§ REQUIREMENT
Write the data out again exactly, dropping any images it holds.

§ EXTRACTED DATA
** begin **

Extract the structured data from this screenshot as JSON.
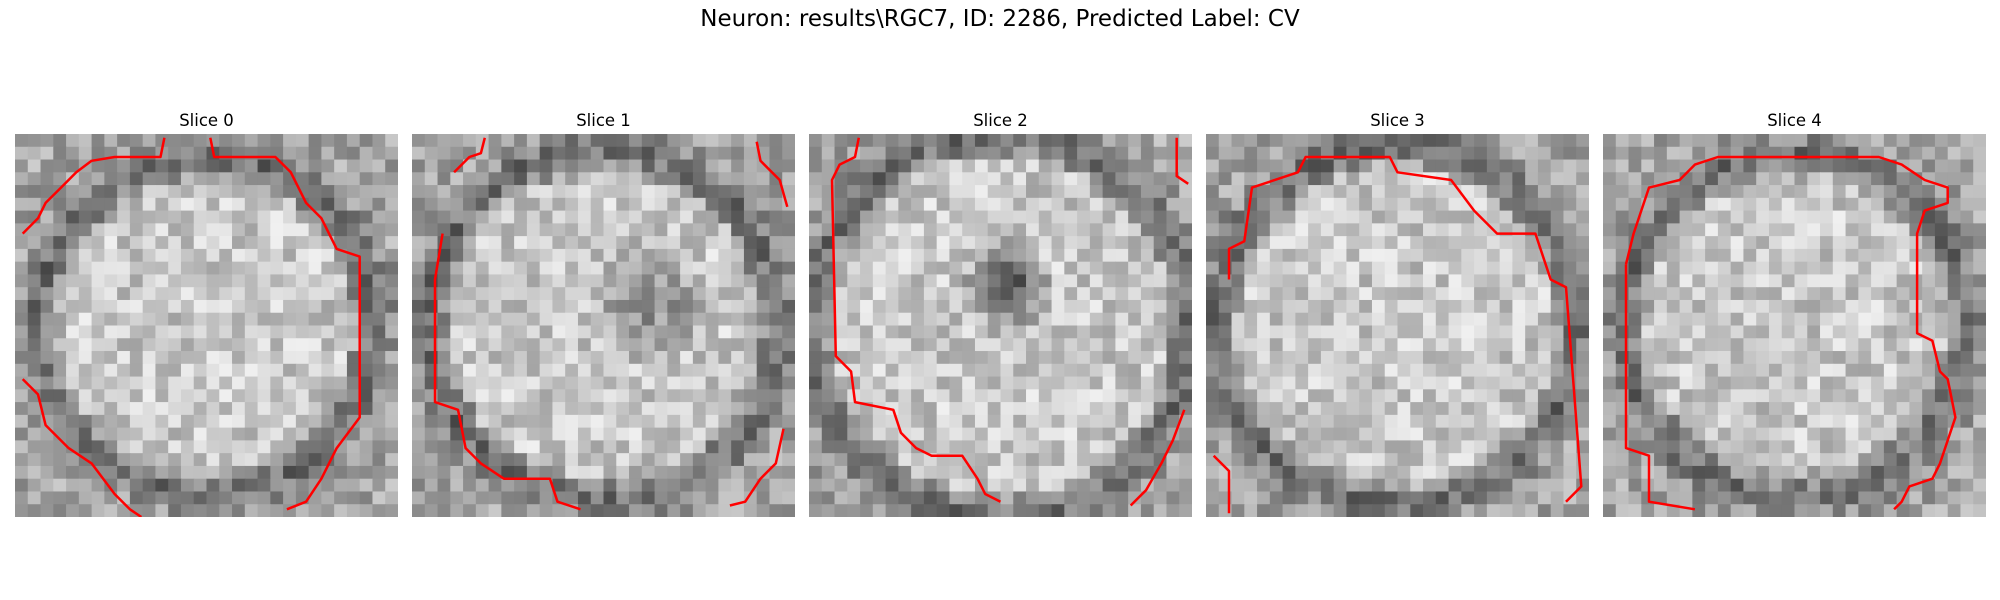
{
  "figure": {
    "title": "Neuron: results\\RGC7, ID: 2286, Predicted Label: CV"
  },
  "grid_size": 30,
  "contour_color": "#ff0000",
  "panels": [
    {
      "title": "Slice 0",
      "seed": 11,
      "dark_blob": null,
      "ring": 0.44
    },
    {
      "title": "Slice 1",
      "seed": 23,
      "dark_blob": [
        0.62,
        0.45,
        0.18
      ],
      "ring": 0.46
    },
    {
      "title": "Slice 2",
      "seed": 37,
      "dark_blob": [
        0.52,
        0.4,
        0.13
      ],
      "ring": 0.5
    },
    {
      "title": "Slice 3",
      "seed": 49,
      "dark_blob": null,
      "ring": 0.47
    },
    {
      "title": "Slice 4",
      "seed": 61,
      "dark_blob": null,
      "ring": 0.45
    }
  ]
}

** end **

§ ANSWER IN FULL
Extract the structured data from this screenshot as JSON.
{
  "figure": {
    "title": "Neuron: results\\RGC7, ID: 2286, Predicted Label: CV"
  },
  "grid_size": 30,
  "contour_color": "#ff0000",
  "panels": [
    {
      "title": "Slice 0",
      "seed": 11,
      "dark_blob": null,
      "ring": 0.44
    },
    {
      "title": "Slice 1",
      "seed": 23,
      "dark_blob": [
        0.62,
        0.45,
        0.18
      ],
      "ring": 0.46
    },
    {
      "title": "Slice 2",
      "seed": 37,
      "dark_blob": [
        0.52,
        0.4,
        0.13
      ],
      "ring": 0.5
    },
    {
      "title": "Slice 3",
      "seed": 49,
      "dark_blob": null,
      "ring": 0.47
    },
    {
      "title": "Slice 4",
      "seed": 61,
      "dark_blob": null,
      "ring": 0.45
    }
  ]
}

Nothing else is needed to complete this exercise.